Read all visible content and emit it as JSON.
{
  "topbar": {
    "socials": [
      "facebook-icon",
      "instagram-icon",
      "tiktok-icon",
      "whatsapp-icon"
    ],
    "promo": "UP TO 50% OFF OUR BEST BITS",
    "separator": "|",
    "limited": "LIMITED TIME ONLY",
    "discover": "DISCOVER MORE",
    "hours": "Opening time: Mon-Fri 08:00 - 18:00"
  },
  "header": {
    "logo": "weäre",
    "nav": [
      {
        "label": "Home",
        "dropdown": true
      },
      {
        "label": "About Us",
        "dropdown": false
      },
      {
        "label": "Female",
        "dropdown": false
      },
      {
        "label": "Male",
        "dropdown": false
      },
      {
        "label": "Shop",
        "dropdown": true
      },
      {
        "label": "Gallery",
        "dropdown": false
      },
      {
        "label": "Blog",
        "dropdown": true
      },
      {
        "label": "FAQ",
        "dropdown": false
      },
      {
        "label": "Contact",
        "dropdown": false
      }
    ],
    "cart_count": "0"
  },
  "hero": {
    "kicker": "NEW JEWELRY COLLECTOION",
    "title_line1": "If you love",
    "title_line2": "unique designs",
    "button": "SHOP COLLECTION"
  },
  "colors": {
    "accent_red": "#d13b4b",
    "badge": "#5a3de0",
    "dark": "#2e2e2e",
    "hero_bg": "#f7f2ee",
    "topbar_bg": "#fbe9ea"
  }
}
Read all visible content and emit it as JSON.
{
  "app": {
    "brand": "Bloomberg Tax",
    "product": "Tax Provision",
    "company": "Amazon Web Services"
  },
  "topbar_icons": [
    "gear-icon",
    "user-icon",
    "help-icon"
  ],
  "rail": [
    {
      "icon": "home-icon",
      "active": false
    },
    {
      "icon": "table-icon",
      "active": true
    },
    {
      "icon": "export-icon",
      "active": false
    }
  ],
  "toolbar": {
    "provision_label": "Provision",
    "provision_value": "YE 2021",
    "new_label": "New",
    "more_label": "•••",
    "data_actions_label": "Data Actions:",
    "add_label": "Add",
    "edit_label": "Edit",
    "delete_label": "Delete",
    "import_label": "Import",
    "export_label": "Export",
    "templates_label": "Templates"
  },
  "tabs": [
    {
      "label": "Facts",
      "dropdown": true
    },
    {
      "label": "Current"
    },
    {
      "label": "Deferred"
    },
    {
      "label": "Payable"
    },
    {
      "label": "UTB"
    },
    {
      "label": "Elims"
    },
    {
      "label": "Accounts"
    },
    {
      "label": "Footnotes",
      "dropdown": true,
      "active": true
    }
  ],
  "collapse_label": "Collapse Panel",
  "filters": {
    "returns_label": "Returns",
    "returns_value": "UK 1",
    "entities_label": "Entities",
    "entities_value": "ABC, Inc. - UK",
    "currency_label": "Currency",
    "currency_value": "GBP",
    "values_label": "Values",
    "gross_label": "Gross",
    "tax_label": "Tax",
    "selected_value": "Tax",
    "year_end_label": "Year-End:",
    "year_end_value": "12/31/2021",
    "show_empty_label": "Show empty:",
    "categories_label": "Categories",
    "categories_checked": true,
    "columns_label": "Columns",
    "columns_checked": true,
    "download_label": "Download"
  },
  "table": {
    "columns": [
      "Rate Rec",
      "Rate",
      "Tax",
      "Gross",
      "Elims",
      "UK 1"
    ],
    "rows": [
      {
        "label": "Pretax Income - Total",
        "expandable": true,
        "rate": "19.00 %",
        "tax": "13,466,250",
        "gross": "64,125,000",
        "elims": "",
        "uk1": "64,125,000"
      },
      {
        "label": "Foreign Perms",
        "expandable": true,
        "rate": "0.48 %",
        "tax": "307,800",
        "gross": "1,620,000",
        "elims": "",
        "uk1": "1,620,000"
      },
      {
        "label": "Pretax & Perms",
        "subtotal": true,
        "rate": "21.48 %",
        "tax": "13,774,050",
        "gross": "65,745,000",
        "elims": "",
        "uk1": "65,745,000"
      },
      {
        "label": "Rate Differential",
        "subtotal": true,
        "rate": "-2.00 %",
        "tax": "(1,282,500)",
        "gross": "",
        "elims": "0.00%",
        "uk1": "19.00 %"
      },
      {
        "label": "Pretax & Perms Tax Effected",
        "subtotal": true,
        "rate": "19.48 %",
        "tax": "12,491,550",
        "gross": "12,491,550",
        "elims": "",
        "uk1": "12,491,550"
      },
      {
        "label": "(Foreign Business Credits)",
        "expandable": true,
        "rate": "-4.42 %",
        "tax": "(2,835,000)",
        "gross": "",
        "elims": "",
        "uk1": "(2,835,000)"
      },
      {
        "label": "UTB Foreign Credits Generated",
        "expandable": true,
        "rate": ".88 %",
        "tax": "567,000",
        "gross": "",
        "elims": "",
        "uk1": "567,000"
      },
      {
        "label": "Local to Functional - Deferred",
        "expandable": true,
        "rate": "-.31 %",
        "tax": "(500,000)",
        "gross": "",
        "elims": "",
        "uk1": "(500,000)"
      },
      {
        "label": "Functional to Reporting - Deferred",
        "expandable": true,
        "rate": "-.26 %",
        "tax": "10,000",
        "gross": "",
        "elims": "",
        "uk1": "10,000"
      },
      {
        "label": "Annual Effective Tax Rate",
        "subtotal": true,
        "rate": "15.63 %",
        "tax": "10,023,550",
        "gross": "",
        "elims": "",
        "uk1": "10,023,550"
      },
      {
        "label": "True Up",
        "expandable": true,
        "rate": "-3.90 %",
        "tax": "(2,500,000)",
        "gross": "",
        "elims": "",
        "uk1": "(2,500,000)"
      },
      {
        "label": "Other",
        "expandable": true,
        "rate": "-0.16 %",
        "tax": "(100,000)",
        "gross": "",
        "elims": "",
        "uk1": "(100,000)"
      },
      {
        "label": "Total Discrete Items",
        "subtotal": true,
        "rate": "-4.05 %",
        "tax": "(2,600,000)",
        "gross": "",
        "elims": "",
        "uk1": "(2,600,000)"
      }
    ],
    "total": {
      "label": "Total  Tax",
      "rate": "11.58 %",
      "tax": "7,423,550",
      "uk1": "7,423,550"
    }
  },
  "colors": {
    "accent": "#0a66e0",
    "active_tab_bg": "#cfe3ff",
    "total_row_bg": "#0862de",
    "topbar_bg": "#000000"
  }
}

◆ ◆ ◆ ◆ ◆

§ **Your objective**
Return each entry from the material above exactly as it appears.

§ **Result of this task**
Read all visible content and emit it as JSON.
{
  "topbar": {
    "socials": [
      "facebook-icon",
      "instagram-icon",
      "tiktok-icon",
      "whatsapp-icon"
    ],
    "promo": "UP TO 50% OFF OUR BEST BITS",
    "separator": "|",
    "limited": "LIMITED TIME ONLY",
    "discover": "DISCOVER MORE",
    "hours": "Opening time: Mon-Fri 08:00 - 18:00"
  },
  "header": {
    "logo": "weäre",
    "nav": [
      {
        "label": "Home",
        "dropdown": true
      },
      {
        "label": "About Us",
        "dropdown": false
      },
      {
        "label": "Female",
        "dropdown": false
      },
      {
        "label": "Male",
        "dropdown": false
      },
      {
        "label": "Shop",
        "dropdown": true
      },
      {
        "label": "Gallery",
        "dropdown": false
      },
      {
        "label": "Blog",
        "dropdown": true
      },
      {
        "label": "FAQ",
        "dropdown": false
      },
      {
        "label": "Contact",
        "dropdown": false
      }
    ],
    "cart_count": "0"
  },
  "hero": {
    "kicker": "NEW JEWELRY COLLECTOION",
    "title_line1": "If you love",
    "title_line2": "unique designs",
    "button": "SHOP COLLECTION"
  },
  "colors": {
    "accent_red": "#d13b4b",
    "badge": "#5a3de0",
    "dark": "#2e2e2e",
    "hero_bg": "#f7f2ee",
    "topbar_bg": "#fbe9ea"
  }
}
Read all visible content and emit it as JSON.
{
  "app": {
    "brand": "Bloomberg Tax",
    "product": "Tax Provision",
    "company": "Amazon Web Services"
  },
  "topbar_icons": [
    "gear-icon",
    "user-icon",
    "help-icon"
  ],
  "rail": [
    {
      "icon": "home-icon",
      "active": false
    },
    {
      "icon": "table-icon",
      "active": true
    },
    {
      "icon": "export-icon",
      "active": false
    }
  ],
  "toolbar": {
    "provision_label": "Provision",
    "provision_value": "YE 2021",
    "new_label": "New",
    "more_label": "•••",
    "data_actions_label": "Data Actions:",
    "add_label": "Add",
    "edit_label": "Edit",
    "delete_label": "Delete",
    "import_label": "Import",
    "export_label": "Export",
    "templates_label": "Templates"
  },
  "tabs": [
    {
      "label": "Facts",
      "dropdown": true
    },
    {
      "label": "Current"
    },
    {
      "label": "Deferred"
    },
    {
      "label": "Payable"
    },
    {
      "label": "UTB"
    },
    {
      "label": "Elims"
    },
    {
      "label": "Accounts"
    },
    {
      "label": "Footnotes",
      "dropdown": true,
      "active": true
    }
  ],
  "collapse_label": "Collapse Panel",
  "filters": {
    "returns_label": "Returns",
    "returns_value": "UK 1",
    "entities_label": "Entities",
    "entities_value": "ABC, Inc. - UK",
    "currency_label": "Currency",
    "currency_value": "GBP",
    "values_label": "Values",
    "gross_label": "Gross",
    "tax_label": "Tax",
    "selected_value": "Tax",
    "year_end_label": "Year-End:",
    "year_end_value": "12/31/2021",
    "show_empty_label": "Show empty:",
    "categories_label": "Categories",
    "categories_checked": true,
    "columns_label": "Columns",
    "columns_checked": true,
    "download_label": "Download"
  },
  "table": {
    "columns": [
      "Rate Rec",
      "Rate",
      "Tax",
      "Gross",
      "Elims",
      "UK 1"
    ],
    "rows": [
      {
        "label": "Pretax Income - Total",
        "expandable": true,
        "rate": "19.00 %",
        "tax": "13,466,250",
        "gross": "64,125,000",
        "elims": "",
        "uk1": "64,125,000"
      },
      {
        "label": "Foreign Perms",
        "expandable": true,
        "rate": "0.48 %",
        "tax": "307,800",
        "gross": "1,620,000",
        "elims": "",
        "uk1": "1,620,000"
      },
      {
        "label": "Pretax & Perms",
        "subtotal": true,
        "rate": "21.48 %",
        "tax": "13,774,050",
        "gross": "65,745,000",
        "elims": "",
        "uk1": "65,745,000"
      },
      {
        "label": "Rate Differential",
        "subtotal": true,
        "rate": "-2.00 %",
        "tax": "(1,282,500)",
        "gross": "",
        "elims": "0.00%",
        "uk1": "19.00 %"
      },
      {
        "label": "Pretax & Perms Tax Effected",
        "subtotal": true,
        "rate": "19.48 %",
        "tax": "12,491,550",
        "gross": "12,491,550",
        "elims": "",
        "uk1": "12,491,550"
      },
      {
        "label": "(Foreign Business Credits)",
        "expandable": true,
        "rate": "-4.42 %",
        "tax": "(2,835,000)",
        "gross": "",
        "elims": "",
        "uk1": "(2,835,000)"
      },
      {
        "label": "UTB Foreign Credits Generated",
        "expandable": true,
        "rate": ".88 %",
        "tax": "567,000",
        "gross": "",
        "elims": "",
        "uk1": "567,000"
      },
      {
        "label": "Local to Functional - Deferred",
        "expandable": true,
        "rate": "-.31 %",
        "tax": "(500,000)",
        "gross": "",
        "elims": "",
        "uk1": "(500,000)"
      },
      {
        "label": "Functional to Reporting - Deferred",
        "expandable": true,
        "rate": "-.26 %",
        "tax": "10,000",
        "gross": "",
        "elims": "",
        "uk1": "10,000"
      },
      {
        "label": "Annual Effective Tax Rate",
        "subtotal": true,
        "rate": "15.63 %",
        "tax": "10,023,550",
        "gross": "",
        "elims": "",
        "uk1": "10,023,550"
      },
      {
        "label": "True Up",
        "expandable": true,
        "rate": "-3.90 %",
        "tax": "(2,500,000)",
        "gross": "",
        "elims": "",
        "uk1": "(2,500,000)"
      },
      {
        "label": "Other",
        "expandable": true,
        "rate": "-0.16 %",
        "tax": "(100,000)",
        "gross": "",
        "elims": "",
        "uk1": "(100,000)"
      },
      {
        "label": "Total Discrete Items",
        "subtotal": true,
        "rate": "-4.05 %",
        "tax": "(2,600,000)",
        "gross": "",
        "elims": "",
        "uk1": "(2,600,000)"
      }
    ],
    "total": {
      "label": "Total  Tax",
      "rate": "11.58 %",
      "tax": "7,423,550",
      "uk1": "7,423,550"
    }
  },
  "colors": {
    "accent": "#0a66e0",
    "active_tab_bg": "#cfe3ff",
    "total_row_bg": "#0862de",
    "topbar_bg": "#000000"
  }
}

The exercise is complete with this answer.